__Task description__: Within this material, how many lines have the string "nicht" in them? The answer is a number, with nothing added.

Stored dataset items

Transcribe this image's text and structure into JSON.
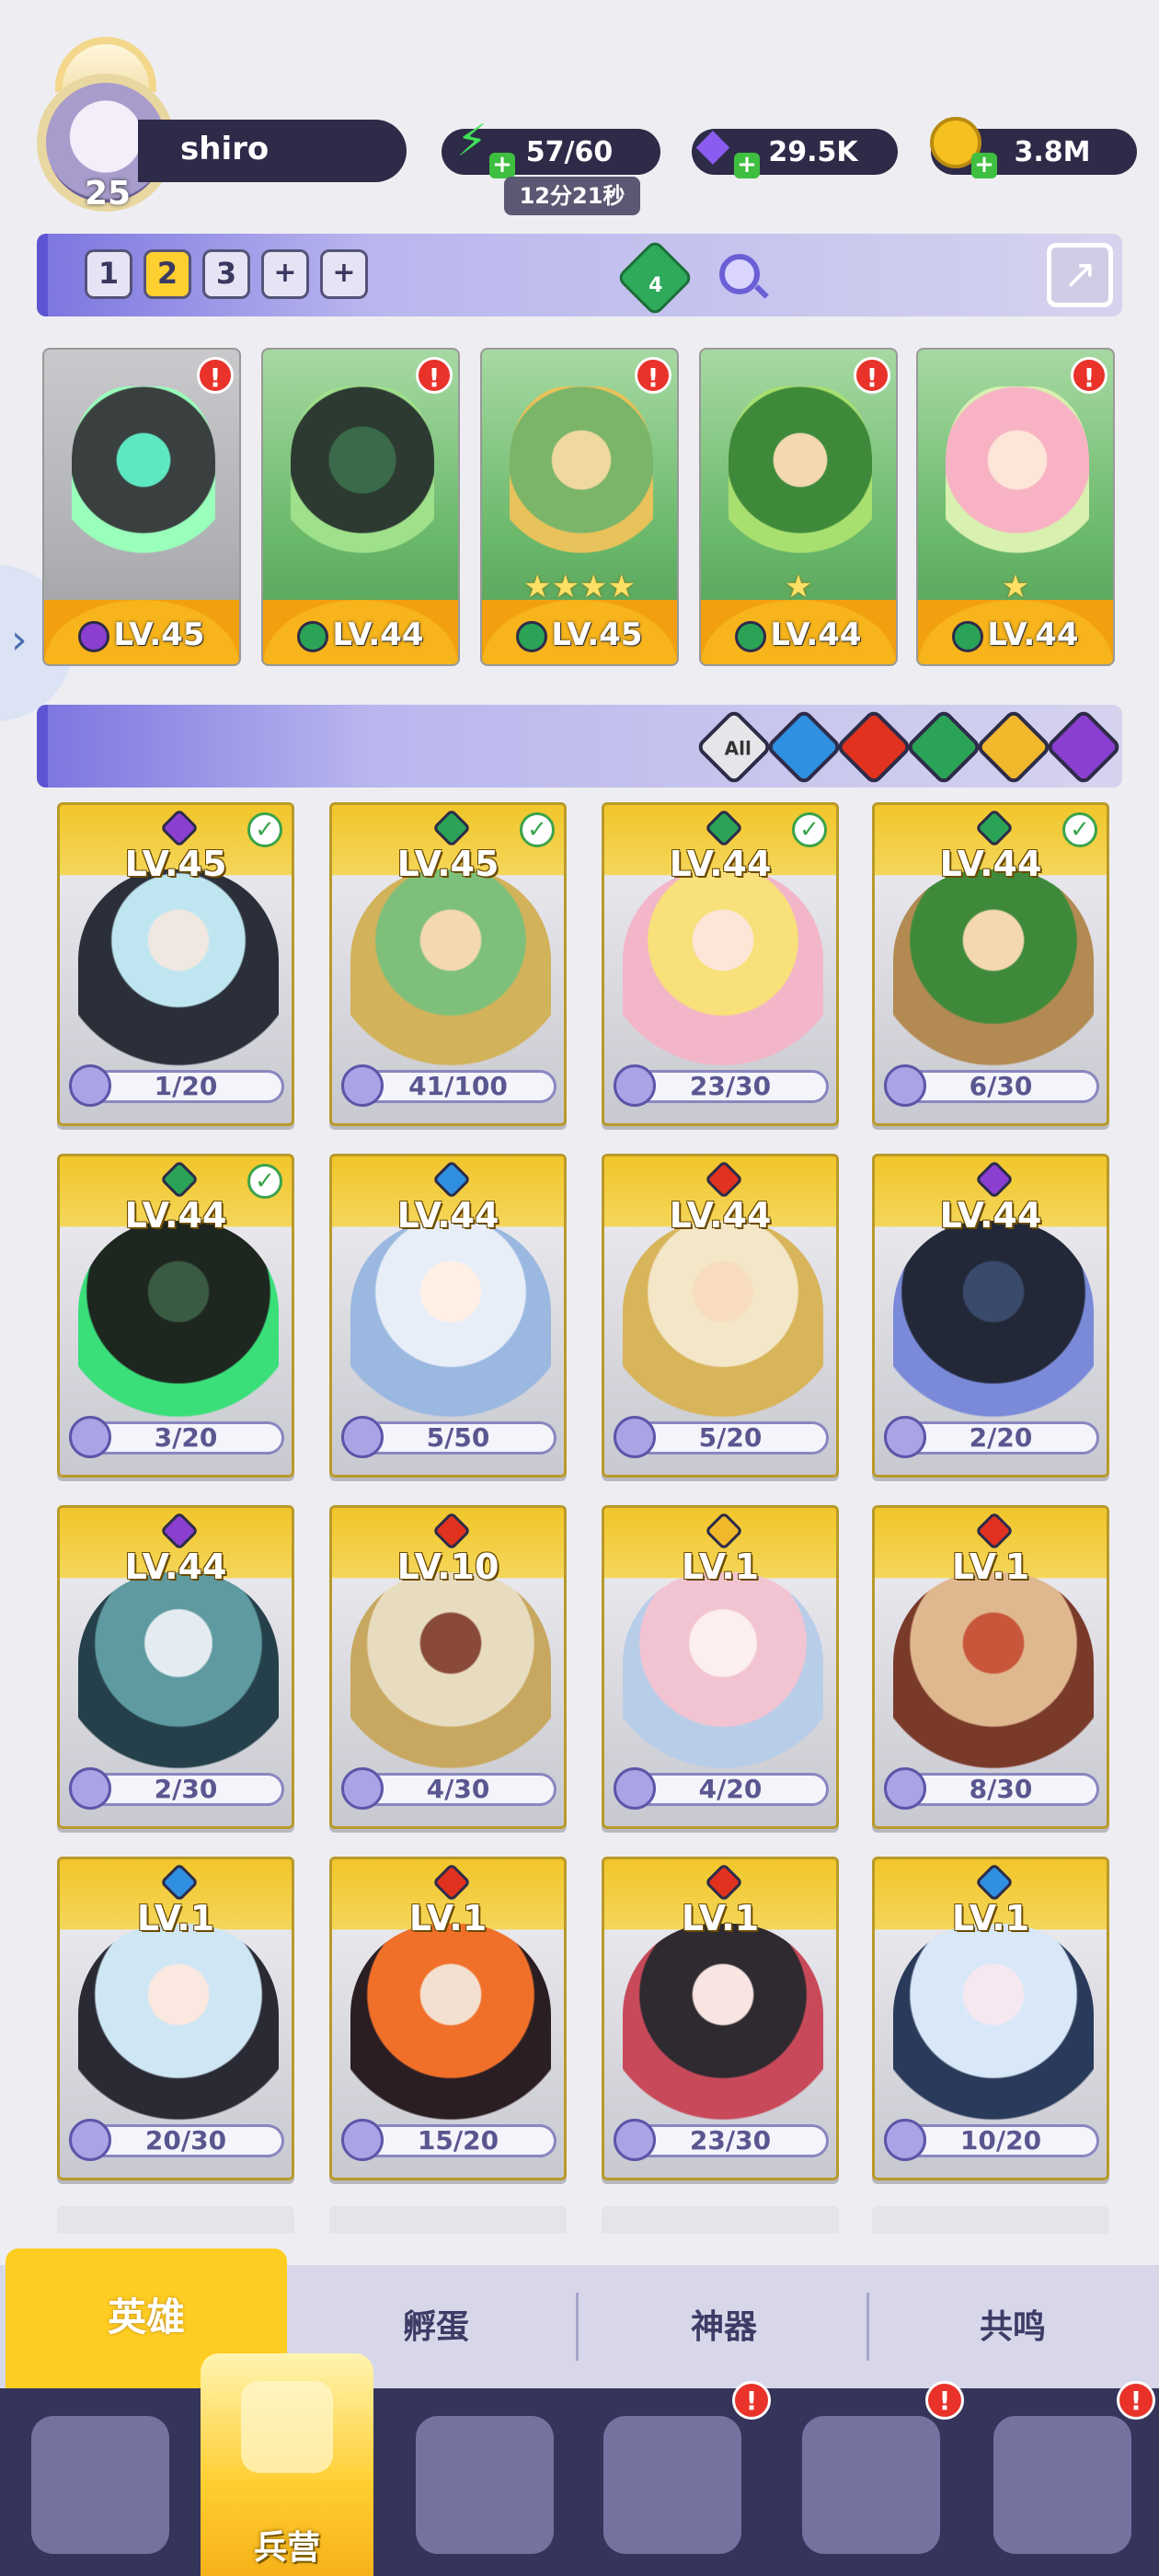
{
  "player": {
    "level": "25",
    "name": "shiro"
  },
  "resources": {
    "energy": "57/60",
    "energy_timer": "12分21秒",
    "gems": "29.5K",
    "coins": "3.8M"
  },
  "team_tabs": [
    "1",
    "2",
    "3",
    "+",
    "+"
  ],
  "team_active": "2",
  "team_gem_count": "4",
  "team": [
    {
      "level": "LV.45",
      "element": "dark",
      "alert": "!",
      "stars": ""
    },
    {
      "level": "LV.44",
      "element": "nature",
      "alert": "!",
      "stars": ""
    },
    {
      "level": "LV.45",
      "element": "nature",
      "alert": "!",
      "stars": "★★★★"
    },
    {
      "level": "LV.44",
      "element": "nature",
      "alert": "!",
      "stars": "★"
    },
    {
      "level": "LV.44",
      "element": "nature",
      "alert": "!",
      "stars": "★"
    }
  ],
  "filters": [
    "All",
    "water",
    "fire",
    "nature",
    "light",
    "dark"
  ],
  "filter_all_label": "All",
  "heroes": [
    {
      "level": "LV.45",
      "progress": "1/20",
      "element": "dark",
      "checked": true
    },
    {
      "level": "LV.45",
      "progress": "41/100",
      "element": "nature",
      "checked": true
    },
    {
      "level": "LV.44",
      "progress": "23/30",
      "element": "nature",
      "checked": true
    },
    {
      "level": "LV.44",
      "progress": "6/30",
      "element": "nature",
      "checked": true
    },
    {
      "level": "LV.44",
      "progress": "3/20",
      "element": "nature",
      "checked": true
    },
    {
      "level": "LV.44",
      "progress": "5/50",
      "element": "water",
      "checked": false
    },
    {
      "level": "LV.44",
      "progress": "5/20",
      "element": "fire",
      "checked": false
    },
    {
      "level": "LV.44",
      "progress": "2/20",
      "element": "dark",
      "checked": false
    },
    {
      "level": "LV.44",
      "progress": "2/30",
      "element": "dark",
      "checked": false
    },
    {
      "level": "LV.10",
      "progress": "4/30",
      "element": "fire",
      "checked": false
    },
    {
      "level": "LV.1",
      "progress": "4/20",
      "element": "light",
      "checked": false
    },
    {
      "level": "LV.1",
      "progress": "8/30",
      "element": "fire",
      "checked": false
    },
    {
      "level": "LV.1",
      "progress": "20/30",
      "element": "water",
      "checked": false
    },
    {
      "level": "LV.1",
      "progress": "15/20",
      "element": "fire",
      "checked": false
    },
    {
      "level": "LV.1",
      "progress": "23/30",
      "element": "fire",
      "checked": false
    },
    {
      "level": "LV.1",
      "progress": "10/20",
      "element": "water",
      "checked": false
    }
  ],
  "sub_tabs": [
    "英雄",
    "孵蛋",
    "神器",
    "共鸣"
  ],
  "nav": {
    "center_label": "兵营",
    "alert": "!"
  },
  "colors": {
    "water": "#2f8fe0",
    "fire": "#e0321e",
    "nature": "#2aa356",
    "light": "#f0b82a",
    "dark": "#8a3fd0",
    "accent": "#ffcc22"
  }
}
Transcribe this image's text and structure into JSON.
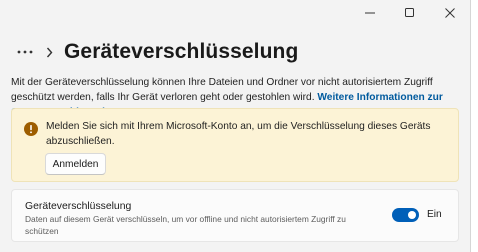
{
  "window": {
    "controls": [
      "minimize-icon",
      "maximize-icon",
      "close-icon"
    ]
  },
  "header": {
    "more_icon": "more-horizontal-icon",
    "chevron_icon": "chevron-right-icon",
    "title": "Geräteverschlüsselung"
  },
  "intro": {
    "text": "Mit der Geräteverschlüsselung können Ihre Dateien und Ordner vor nicht autorisiertem Zugriff geschützt werden, falls Ihr Gerät verloren geht oder gestohlen wird.",
    "link": "Weitere Informationen zur Geräteverschlüsselung"
  },
  "warning": {
    "icon": "warning-icon",
    "text": "Melden Sie sich mit Ihrem Microsoft-Konto an, um die Verschlüsselung dieses Geräts abzuschließen.",
    "button_label": "Anmelden"
  },
  "setting": {
    "title": "Geräteverschlüsselung",
    "description": "Daten auf diesem Gerät verschlüsseln, um vor offline und nicht autorisiertem Zugriff zu schützen",
    "toggle_state": "Ein",
    "toggle_on": true
  },
  "colors": {
    "accent": "#005fb8",
    "link": "#005a9e",
    "warning_bg": "#fcf3d6",
    "warning_icon": "#9d5d00"
  }
}
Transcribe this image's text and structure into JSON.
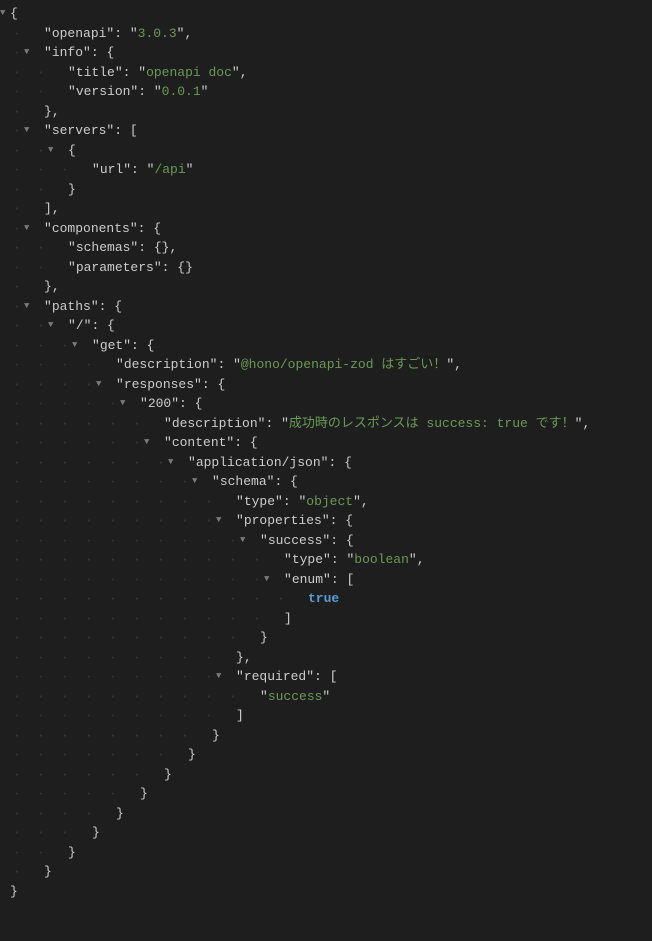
{
  "caret": "▼",
  "tok": {
    "lbrace": "{",
    "rbrace": "}",
    "lbrack": "[",
    "rbrack": "]",
    "comma": ",",
    "colon": ": ",
    "q": "\""
  },
  "keys": {
    "openapi": "openapi",
    "info": "info",
    "title": "title",
    "version": "version",
    "servers": "servers",
    "url": "url",
    "components": "components",
    "schemas": "schemas",
    "parameters": "parameters",
    "paths": "paths",
    "root": "/",
    "get": "get",
    "description": "description",
    "responses": "responses",
    "r200": "200",
    "content": "content",
    "appjson": "application/json",
    "schema": "schema",
    "type": "type",
    "properties": "properties",
    "success": "success",
    "enum": "enum",
    "required": "required"
  },
  "vals": {
    "openapi": "3.0.3",
    "title": "openapi doc",
    "version": "0.0.1",
    "url": "/api",
    "desc1": "@hono/openapi-zod はすごい！",
    "desc2": "成功時のレスポンスは success: true です！",
    "object": "object",
    "boolean": "boolean",
    "true": "true",
    "success": "success"
  }
}
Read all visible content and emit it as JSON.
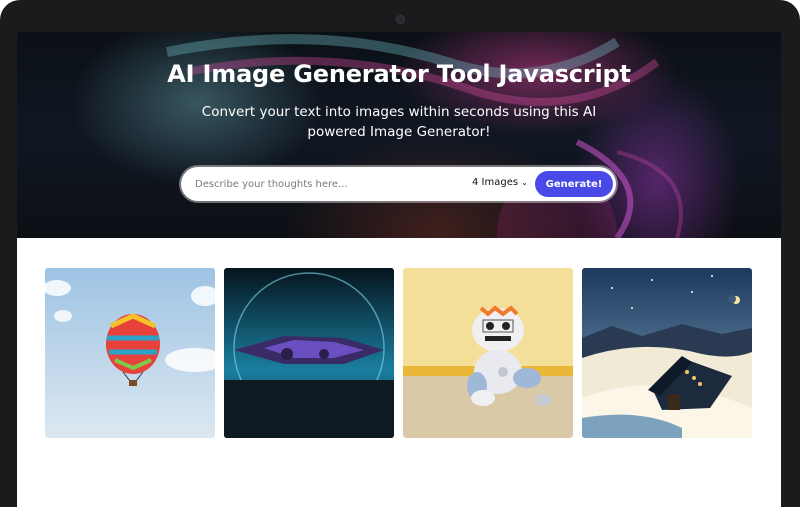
{
  "hero": {
    "title": "AI Image Generator Tool Javascript",
    "subtitle": "Convert your text into images within seconds using this AI powered Image Generator!"
  },
  "prompt_form": {
    "placeholder": "Describe your thoughts here...",
    "image_count": "4 Images",
    "generate_label": "Generate!"
  },
  "gallery": {
    "images": [
      {
        "subject": "hot-air-balloon"
      },
      {
        "subject": "spaceship"
      },
      {
        "subject": "robot-plush"
      },
      {
        "subject": "snowy-cabin-night"
      }
    ]
  },
  "colors": {
    "accent": "#4949e7",
    "hero_bg": "#0b1016"
  }
}
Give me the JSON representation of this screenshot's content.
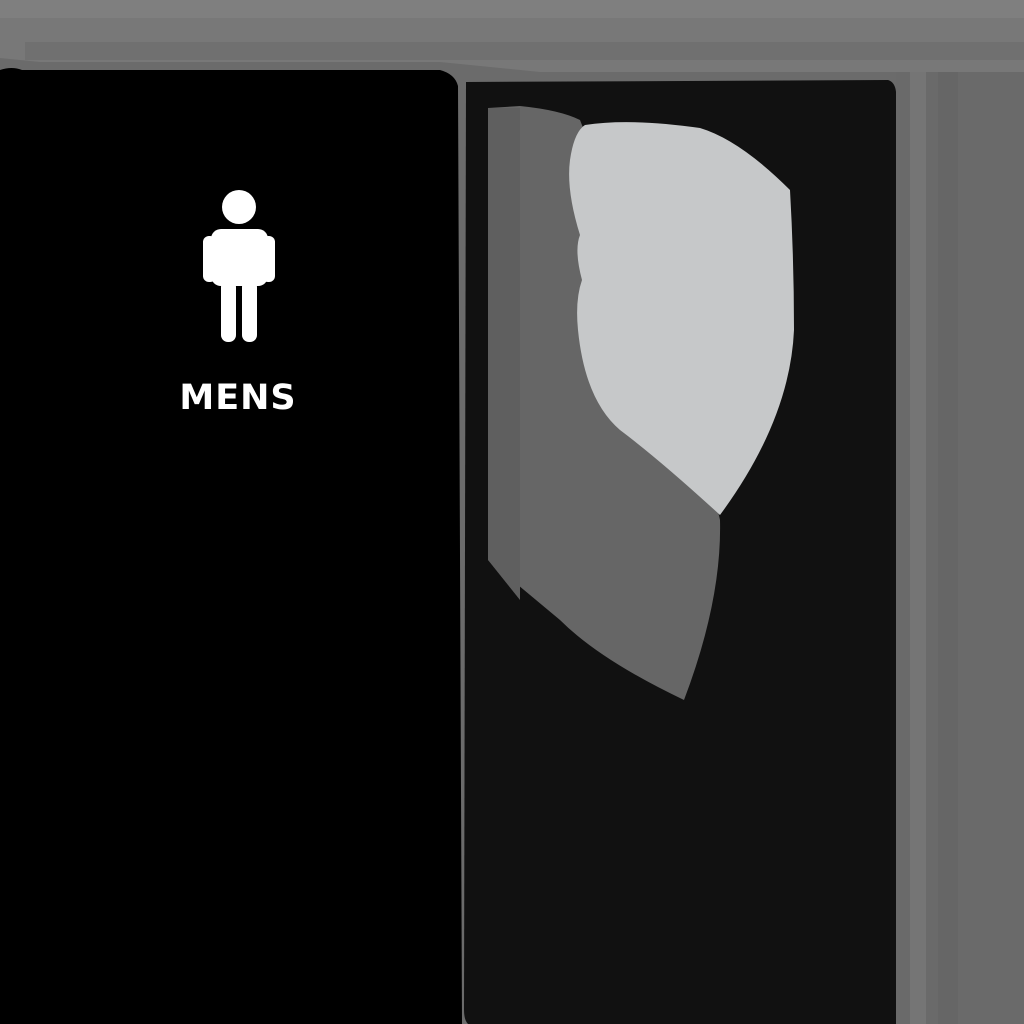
{
  "sign": {
    "label": "MENS",
    "icon": "male-restroom-icon"
  },
  "colors": {
    "wall": "#6b6b6b",
    "frame_top": "#7a7a7a",
    "left_panel": "#000000",
    "right_panel": "#111111",
    "mirror_light": "#c6c8c9",
    "mirror_dark": "#676767",
    "sign_text": "#ffffff"
  }
}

__Written response__: 2